## Source excerpt
==*==

I will grieve this moment, knowing I will see you again.

Wednesday, July 23, 2008

The Good Sumatran

The worst thing about bible study is sometimes you learn something.
after another long day in what has been a very long week I found myself
sitting for the second night in a Bible study half paying attention while thinking
about how to start this blog.
How do I write this? what can I say to sound witty and interesting?
I am sitting quietly sitting at a table i sit at once a week in meetings facing off with
people i see every week and we are reviewing the Good Samaritan and I am thinking
there isn't enough coffee in the world to wake me up and make me care.
the room is dead air mostly, no one talks much because I don't think anyone knows what
to say. We are grown women stuffed in a room and facing off with our own insecurities and
uncertainties.. and maybe thinking about things that are not necessarily biblical.
one thought that occurs to me frequently is annoyed embarrassment at the women who sits next to me.
She is clearly suffering from a 'diminished capacity' type illness. she speaks too much, is too eager to please others and her rhythm of behavior speaks fluently of mental illness.
she adds her 2 cents, no matter how little sense they make, every opening. tells us things we
don't really care to know.

she is able to make copies from masters with a copy machine and that is a gift from God.
she is familiar with the Wesleyan quadrilateral.
she knows Patricia, the lady sitting next to her and Janine.
She has attended many Bible studies with her Pastor, pastor Charles at the first Presbyterian church where she is a member.

i think you get the idea! she often rambles with a very unsettling quickness and senselessness and we are left to simply smile and agree while we might roll our
eyes or try to avoid her.
everyone tries to avoid her.
she makes me uncomfortable, i dislike stupidity and senseless talking. it feels like a waste of my time.
i don't know what to tell her or how to talk to her.

==*==

## Problems to work on
**A)** Write out the passage of the Bible study blog post starting at "she knows Patricia, the" and ending at "try to avoid her.".
**B)** Write what comes next in the Bible study blog post, picking up after its final sentence.

Records from a collection
==*==

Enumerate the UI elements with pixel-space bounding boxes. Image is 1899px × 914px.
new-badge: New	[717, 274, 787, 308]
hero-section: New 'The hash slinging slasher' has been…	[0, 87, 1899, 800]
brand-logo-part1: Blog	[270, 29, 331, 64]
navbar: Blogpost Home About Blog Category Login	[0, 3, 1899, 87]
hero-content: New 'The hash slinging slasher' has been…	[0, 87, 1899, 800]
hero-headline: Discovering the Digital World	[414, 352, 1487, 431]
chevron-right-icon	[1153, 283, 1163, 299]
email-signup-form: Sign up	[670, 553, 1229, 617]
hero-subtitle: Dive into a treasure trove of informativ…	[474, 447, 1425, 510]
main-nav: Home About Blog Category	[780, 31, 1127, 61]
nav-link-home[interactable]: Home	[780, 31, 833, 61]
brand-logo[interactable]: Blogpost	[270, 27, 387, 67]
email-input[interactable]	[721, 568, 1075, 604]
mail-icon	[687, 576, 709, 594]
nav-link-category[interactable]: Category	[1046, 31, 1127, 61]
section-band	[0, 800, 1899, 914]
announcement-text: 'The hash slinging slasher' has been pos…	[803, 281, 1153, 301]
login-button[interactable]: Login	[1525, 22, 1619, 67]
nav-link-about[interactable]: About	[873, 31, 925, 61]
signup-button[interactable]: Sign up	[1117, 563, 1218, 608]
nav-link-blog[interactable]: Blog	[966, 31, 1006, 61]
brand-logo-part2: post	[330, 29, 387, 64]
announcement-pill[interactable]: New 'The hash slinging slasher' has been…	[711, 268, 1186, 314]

==*==

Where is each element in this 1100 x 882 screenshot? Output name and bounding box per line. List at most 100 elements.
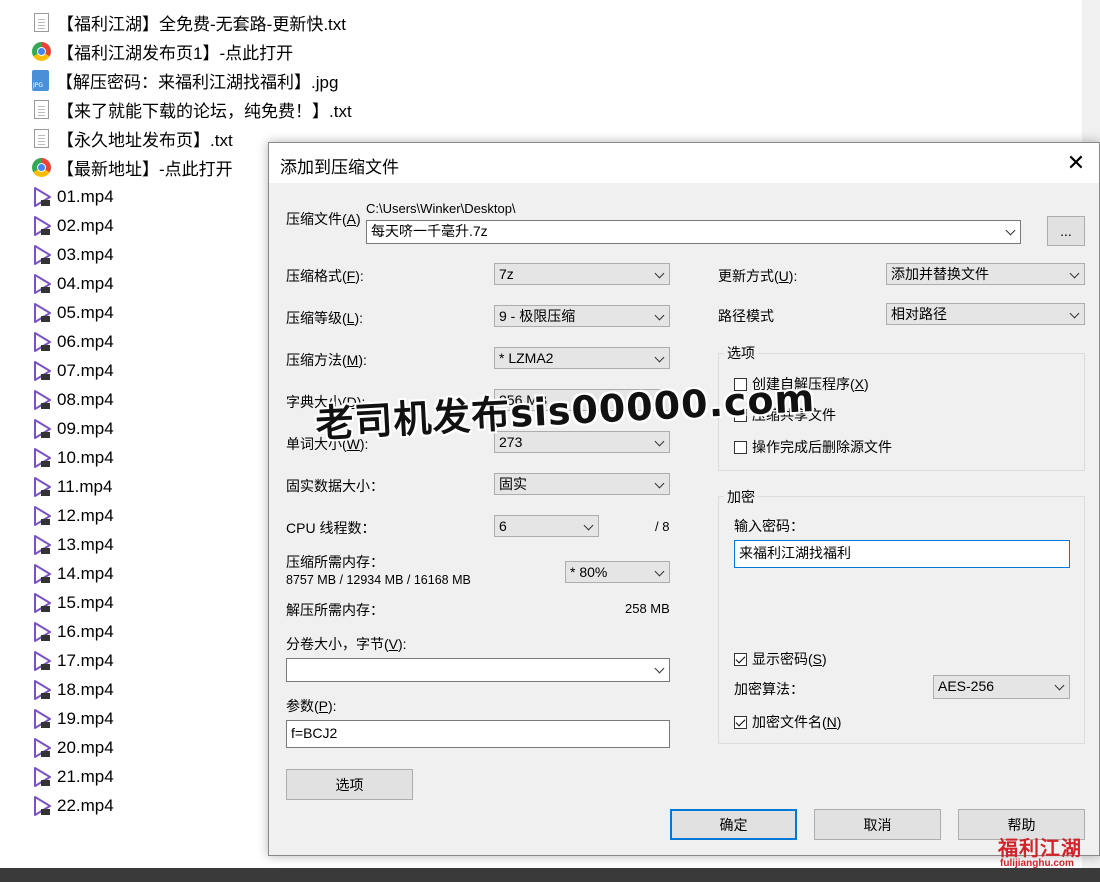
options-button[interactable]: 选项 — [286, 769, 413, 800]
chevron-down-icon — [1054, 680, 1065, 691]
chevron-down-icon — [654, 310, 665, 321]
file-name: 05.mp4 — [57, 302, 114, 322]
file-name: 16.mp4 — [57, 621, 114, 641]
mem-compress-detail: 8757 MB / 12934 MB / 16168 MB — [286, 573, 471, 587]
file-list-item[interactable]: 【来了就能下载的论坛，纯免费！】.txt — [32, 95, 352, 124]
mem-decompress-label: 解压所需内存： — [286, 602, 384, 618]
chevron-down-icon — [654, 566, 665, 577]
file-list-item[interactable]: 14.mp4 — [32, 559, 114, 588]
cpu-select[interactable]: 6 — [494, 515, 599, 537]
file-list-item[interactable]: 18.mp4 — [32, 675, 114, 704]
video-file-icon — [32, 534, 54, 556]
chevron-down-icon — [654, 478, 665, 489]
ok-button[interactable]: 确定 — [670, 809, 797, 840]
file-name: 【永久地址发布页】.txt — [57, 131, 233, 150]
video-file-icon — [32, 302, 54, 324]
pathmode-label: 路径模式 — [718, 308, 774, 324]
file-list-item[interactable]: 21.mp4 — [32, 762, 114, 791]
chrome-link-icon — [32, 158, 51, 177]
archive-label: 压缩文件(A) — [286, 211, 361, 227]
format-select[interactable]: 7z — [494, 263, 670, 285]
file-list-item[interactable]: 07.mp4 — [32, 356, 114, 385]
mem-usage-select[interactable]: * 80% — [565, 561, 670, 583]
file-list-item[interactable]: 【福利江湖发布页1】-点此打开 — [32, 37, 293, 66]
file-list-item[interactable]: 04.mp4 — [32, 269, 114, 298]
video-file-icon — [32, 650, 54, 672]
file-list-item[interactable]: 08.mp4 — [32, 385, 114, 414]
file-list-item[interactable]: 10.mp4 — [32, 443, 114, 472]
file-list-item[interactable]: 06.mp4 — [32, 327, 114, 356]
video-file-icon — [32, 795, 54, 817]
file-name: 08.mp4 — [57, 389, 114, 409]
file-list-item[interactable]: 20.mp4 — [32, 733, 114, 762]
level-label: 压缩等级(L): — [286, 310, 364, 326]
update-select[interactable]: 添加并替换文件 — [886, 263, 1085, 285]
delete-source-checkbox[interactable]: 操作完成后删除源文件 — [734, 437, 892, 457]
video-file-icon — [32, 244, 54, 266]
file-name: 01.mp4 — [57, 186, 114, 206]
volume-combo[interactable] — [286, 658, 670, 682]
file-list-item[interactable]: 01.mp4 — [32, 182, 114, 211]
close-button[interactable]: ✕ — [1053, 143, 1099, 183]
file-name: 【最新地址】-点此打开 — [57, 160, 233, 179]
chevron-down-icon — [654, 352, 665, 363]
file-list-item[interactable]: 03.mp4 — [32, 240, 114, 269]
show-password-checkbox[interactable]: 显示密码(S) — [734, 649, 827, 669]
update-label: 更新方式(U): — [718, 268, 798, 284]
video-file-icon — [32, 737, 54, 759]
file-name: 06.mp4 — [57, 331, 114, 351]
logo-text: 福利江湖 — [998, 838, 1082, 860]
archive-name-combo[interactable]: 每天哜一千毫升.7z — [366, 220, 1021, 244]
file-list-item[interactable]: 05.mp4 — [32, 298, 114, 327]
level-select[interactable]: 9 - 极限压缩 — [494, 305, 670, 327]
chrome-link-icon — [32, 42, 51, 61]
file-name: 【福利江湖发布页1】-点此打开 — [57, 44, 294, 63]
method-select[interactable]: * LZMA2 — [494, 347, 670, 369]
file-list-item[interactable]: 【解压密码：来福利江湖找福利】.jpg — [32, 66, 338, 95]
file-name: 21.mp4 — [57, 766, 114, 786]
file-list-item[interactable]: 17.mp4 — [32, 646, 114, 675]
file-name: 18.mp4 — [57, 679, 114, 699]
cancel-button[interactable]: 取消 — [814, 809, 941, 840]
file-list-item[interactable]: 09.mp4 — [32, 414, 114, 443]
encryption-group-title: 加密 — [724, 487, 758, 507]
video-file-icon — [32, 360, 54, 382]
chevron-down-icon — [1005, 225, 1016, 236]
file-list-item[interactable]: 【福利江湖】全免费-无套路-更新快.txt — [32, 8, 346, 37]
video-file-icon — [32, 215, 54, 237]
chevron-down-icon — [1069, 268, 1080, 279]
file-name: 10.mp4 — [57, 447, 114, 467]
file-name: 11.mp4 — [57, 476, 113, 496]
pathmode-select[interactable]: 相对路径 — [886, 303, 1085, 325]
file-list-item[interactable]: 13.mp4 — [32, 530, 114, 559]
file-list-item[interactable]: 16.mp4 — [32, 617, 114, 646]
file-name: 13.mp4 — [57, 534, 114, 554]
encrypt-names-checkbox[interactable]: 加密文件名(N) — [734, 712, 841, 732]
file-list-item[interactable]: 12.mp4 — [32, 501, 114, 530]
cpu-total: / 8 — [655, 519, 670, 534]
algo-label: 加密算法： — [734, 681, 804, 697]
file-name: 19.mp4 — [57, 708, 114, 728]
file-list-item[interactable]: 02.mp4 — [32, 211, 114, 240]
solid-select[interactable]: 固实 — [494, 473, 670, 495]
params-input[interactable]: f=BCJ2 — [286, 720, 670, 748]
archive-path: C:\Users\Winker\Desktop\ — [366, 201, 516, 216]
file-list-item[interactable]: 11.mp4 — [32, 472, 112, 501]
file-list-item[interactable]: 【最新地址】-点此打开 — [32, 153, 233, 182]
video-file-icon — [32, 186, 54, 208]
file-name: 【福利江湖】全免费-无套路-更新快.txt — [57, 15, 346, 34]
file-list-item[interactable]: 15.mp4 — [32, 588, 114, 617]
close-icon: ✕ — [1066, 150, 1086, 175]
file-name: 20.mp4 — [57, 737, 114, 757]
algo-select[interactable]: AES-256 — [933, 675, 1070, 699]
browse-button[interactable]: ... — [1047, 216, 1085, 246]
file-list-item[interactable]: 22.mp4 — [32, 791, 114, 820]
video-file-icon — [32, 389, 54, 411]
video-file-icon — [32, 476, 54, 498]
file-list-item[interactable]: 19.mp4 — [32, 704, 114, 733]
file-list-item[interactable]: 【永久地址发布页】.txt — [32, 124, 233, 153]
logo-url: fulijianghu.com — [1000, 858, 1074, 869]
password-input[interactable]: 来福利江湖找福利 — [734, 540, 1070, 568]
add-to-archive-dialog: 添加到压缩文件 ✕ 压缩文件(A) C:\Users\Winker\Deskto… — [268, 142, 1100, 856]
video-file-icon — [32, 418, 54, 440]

==*==

## Per-task outputs
**A)**
she knows Patricia, the lady sitting next to her and Janine.
She has attended many Bible studies with her Pastor, pastor Charles at the first Presbyterian church where she is a member.

i think you get the idea! she often rambles with a very unsettling quickness and senselessness and we are left to simply smile and agree while we might roll our
eyes or try to avoid her.

**B)**
she gets upset easily if she thinks you don't like her. that makes me not like her.

and here i sit.
and somewhere inside my head while i am trying to find the funny
thing to write about in this journal. the humorous anecdote.
the religious joke I could tell.
and the words that end it all are "the one who treated him kindly".
who was the neighbor of the injured man on the rocky path between
Jerusalem and Jericho...
the one who treated him kindly.
go and do the same.

i glance to my right at this woman who is likely in her later 40s
she is mentally challenged, but i am beginning to think that maybe
she is the disabled one, but i am certainly the mentally challenged one.
She waits eagerly for the word of God, she listens attentively and absorbs it.
she treats everyone as she herself would ask to be treated,
she reaches out to volunteer and do good for others.
She seeks approval from us, when she is told she has done a good
job she is pleased truly.. not egotistically..she doesn't tally up
her good deeds and say "i am better than you"
she says "thank you"
and she continues to do what she believes is the right thing.
She sits in the front row at church
she sings every song.
she includes all of us in her life in the only ways she can
through her stunted and sometimes confusing means of communicating.
She wants to love us and to be loved in turned.
How dare I sit there and hold my head up as a good Christian,
as a Good Samaritan when it is this woman that i shunned
so many times, that i avoided by taking different routes at church.
dodging her calls, calling her crazy.

"Which of the three became a neighbor to the man attacked by robbers?"
"the one who treated him kindly."

Jesus said "Go and do the same."

Beware Bible Study, you might just find that you
don't like who you have become
and Shannon Hoon was no Jesus but he did say..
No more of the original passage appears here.